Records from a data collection
<<<<

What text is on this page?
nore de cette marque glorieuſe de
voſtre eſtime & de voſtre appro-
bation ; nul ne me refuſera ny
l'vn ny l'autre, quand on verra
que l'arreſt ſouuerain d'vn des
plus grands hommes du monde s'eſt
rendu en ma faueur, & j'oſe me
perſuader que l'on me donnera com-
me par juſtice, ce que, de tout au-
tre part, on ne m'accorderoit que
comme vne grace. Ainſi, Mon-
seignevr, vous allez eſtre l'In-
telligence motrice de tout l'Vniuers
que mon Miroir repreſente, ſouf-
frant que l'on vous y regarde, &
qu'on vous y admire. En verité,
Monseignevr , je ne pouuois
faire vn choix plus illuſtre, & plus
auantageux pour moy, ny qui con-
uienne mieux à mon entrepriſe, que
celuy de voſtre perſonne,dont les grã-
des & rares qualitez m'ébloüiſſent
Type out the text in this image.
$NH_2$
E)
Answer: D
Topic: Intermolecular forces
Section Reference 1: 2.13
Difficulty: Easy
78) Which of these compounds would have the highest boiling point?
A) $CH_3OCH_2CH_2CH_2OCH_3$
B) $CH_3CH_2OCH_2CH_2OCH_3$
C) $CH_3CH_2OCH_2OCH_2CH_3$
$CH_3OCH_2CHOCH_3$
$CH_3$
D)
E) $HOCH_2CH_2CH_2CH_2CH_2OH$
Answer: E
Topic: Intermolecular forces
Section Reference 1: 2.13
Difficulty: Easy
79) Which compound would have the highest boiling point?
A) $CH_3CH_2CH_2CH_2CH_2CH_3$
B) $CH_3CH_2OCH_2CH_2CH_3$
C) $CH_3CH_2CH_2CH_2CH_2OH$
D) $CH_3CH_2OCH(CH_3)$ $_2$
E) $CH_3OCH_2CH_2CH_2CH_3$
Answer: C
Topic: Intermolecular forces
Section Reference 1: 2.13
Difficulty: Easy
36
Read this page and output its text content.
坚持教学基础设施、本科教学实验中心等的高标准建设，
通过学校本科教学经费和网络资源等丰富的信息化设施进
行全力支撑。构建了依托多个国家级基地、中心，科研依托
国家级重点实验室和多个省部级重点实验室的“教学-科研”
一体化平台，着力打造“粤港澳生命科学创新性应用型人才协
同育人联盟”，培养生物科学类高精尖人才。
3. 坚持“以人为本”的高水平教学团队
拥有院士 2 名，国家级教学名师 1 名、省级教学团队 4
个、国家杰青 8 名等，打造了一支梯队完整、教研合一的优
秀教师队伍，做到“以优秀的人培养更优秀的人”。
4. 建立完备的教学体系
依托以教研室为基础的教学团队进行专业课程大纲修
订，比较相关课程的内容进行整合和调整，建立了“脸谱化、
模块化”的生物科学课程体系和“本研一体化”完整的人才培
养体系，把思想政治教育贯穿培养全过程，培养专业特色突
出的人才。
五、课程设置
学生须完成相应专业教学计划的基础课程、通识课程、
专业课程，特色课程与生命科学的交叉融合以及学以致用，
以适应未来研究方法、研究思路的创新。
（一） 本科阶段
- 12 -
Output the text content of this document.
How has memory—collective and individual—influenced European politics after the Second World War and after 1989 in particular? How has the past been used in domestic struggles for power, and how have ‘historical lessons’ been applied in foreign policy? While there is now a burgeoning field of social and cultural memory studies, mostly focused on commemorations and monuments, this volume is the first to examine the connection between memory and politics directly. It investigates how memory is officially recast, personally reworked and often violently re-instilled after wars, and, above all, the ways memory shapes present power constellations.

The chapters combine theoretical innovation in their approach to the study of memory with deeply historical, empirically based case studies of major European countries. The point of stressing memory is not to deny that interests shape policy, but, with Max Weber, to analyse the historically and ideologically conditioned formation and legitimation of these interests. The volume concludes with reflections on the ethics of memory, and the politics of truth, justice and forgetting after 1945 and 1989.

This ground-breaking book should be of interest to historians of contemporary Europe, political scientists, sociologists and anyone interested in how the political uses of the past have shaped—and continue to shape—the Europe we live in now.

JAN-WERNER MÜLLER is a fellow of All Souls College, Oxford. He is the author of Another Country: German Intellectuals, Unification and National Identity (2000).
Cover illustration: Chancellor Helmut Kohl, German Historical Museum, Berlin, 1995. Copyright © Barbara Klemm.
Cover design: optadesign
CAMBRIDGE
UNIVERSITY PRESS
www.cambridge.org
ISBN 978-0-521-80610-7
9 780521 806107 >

>>>>

### Work instructions
Using the data above, output each line exactly.

### Finished exercise
What text is on this page?
nore de cette marque glorieuſe de
voſtre eſtime & de voſtre appro-
bation ; nul ne me refuſera ny
l'vn ny l'autre, quand on verra
que l'arreſt ſouuerain d'vn des
plus grands hommes du monde s'eſt
rendu en ma faueur, & j'oſe me
perſuader que l'on me donnera com-
me par juſtice, ce que, de tout au-
tre part, on ne m'accorderoit que
comme vne grace. Ainſi, Mon-
seignevr, vous allez eſtre l'In-
telligence motrice de tout l'Vniuers
que mon Miroir repreſente, ſouf-
frant que l'on vous y regarde, &
qu'on vous y admire. En verité,
Monseignevr , je ne pouuois
faire vn choix plus illuſtre, & plus
auantageux pour moy, ny qui con-
uienne mieux à mon entrepriſe, que
celuy de voſtre perſonne,dont les grã-
des & rares qualitez m'ébloüiſſent
Type out the text in this image.
$NH_2$
E)
Answer: D
Topic: Intermolecular forces
Section Reference 1: 2.13
Difficulty: Easy
78) Which of these compounds would have the highest boiling point?
A) $CH_3OCH_2CH_2CH_2OCH_3$
B) $CH_3CH_2OCH_2CH_2OCH_3$
C) $CH_3CH_2OCH_2OCH_2CH_3$
$CH_3OCH_2CHOCH_3$
$CH_3$
D)
E) $HOCH_2CH_2CH_2CH_2CH_2OH$
Answer: E
Topic: Intermolecular forces
Section Reference 1: 2.13
Difficulty: Easy
79) Which compound would have the highest boiling point?
A) $CH_3CH_2CH_2CH_2CH_2CH_3$
B) $CH_3CH_2OCH_2CH_2CH_3$
C) $CH_3CH_2CH_2CH_2CH_2OH$
D) $CH_3CH_2OCH(CH_3)$ $_2$
E) $CH_3OCH_2CH_2CH_2CH_3$
Answer: C
Topic: Intermolecular forces
Section Reference 1: 2.13
Difficulty: Easy
36
Read this page and output its text content.
坚持教学基础设施、本科教学实验中心等的高标准建设，
通过学校本科教学经费和网络资源等丰富的信息化设施进
行全力支撑。构建了依托多个国家级基地、中心，科研依托
国家级重点实验室和多个省部级重点实验室的“教学-科研”
一体化平台，着力打造“粤港澳生命科学创新性应用型人才协
同育人联盟”，培养生物科学类高精尖人才。
3. 坚持“以人为本”的高水平教学团队
拥有院士 2 名，国家级教学名师 1 名、省级教学团队 4
个、国家杰青 8 名等，打造了一支梯队完整、教研合一的优
秀教师队伍，做到“以优秀的人培养更优秀的人”。
4. 建立完备的教学体系
依托以教研室为基础的教学团队进行专业课程大纲修
订，比较相关课程的内容进行整合和调整，建立了“脸谱化、
模块化”的生物科学课程体系和“本研一体化”完整的人才培
养体系，把思想政治教育贯穿培养全过程，培养专业特色突
出的人才。
五、课程设置
学生须完成相应专业教学计划的基础课程、通识课程、
专业课程，特色课程与生命科学的交叉融合以及学以致用，
以适应未来研究方法、研究思路的创新。
（一） 本科阶段
- 12 -
Output the text content of this document.
How has memory—collective and individual—influenced European politics after the Second World War and after 1989 in particular? How has the past been used in domestic struggles for power, and how have ‘historical lessons’ been applied in foreign policy? While there is now a burgeoning field of social and cultural memory studies, mostly focused on commemorations and monuments, this volume is the first to examine the connection between memory and politics directly. It investigates how memory is officially recast, personally reworked and often violently re-instilled after wars, and, above all, the ways memory shapes present power constellations.

The chapters combine theoretical innovation in their approach to the study of memory with deeply historical, empirically based case studies of major European countries. The point of stressing memory is not to deny that interests shape policy, but, with Max Weber, to analyse the historically and ideologically conditioned formation and legitimation of these interests. The volume concludes with reflections on the ethics of memory, and the politics of truth, justice and forgetting after 1945 and 1989.

This ground-breaking book should be of interest to historians of contemporary Europe, political scientists, sociologists and anyone interested in how the political uses of the past have shaped—and continue to shape—the Europe we live in now.

JAN-WERNER MÜLLER is a fellow of All Souls College, Oxford. He is the author of Another Country: German Intellectuals, Unification and National Identity (2000).
Cover illustration: Chancellor Helmut Kohl, German Historical Museum, Berlin, 1995. Copyright © Barbara Klemm.
Cover design: optadesign
CAMBRIDGE
UNIVERSITY PRESS
www.cambridge.org
ISBN 978-0-521-80610-7
9 780521 806107 >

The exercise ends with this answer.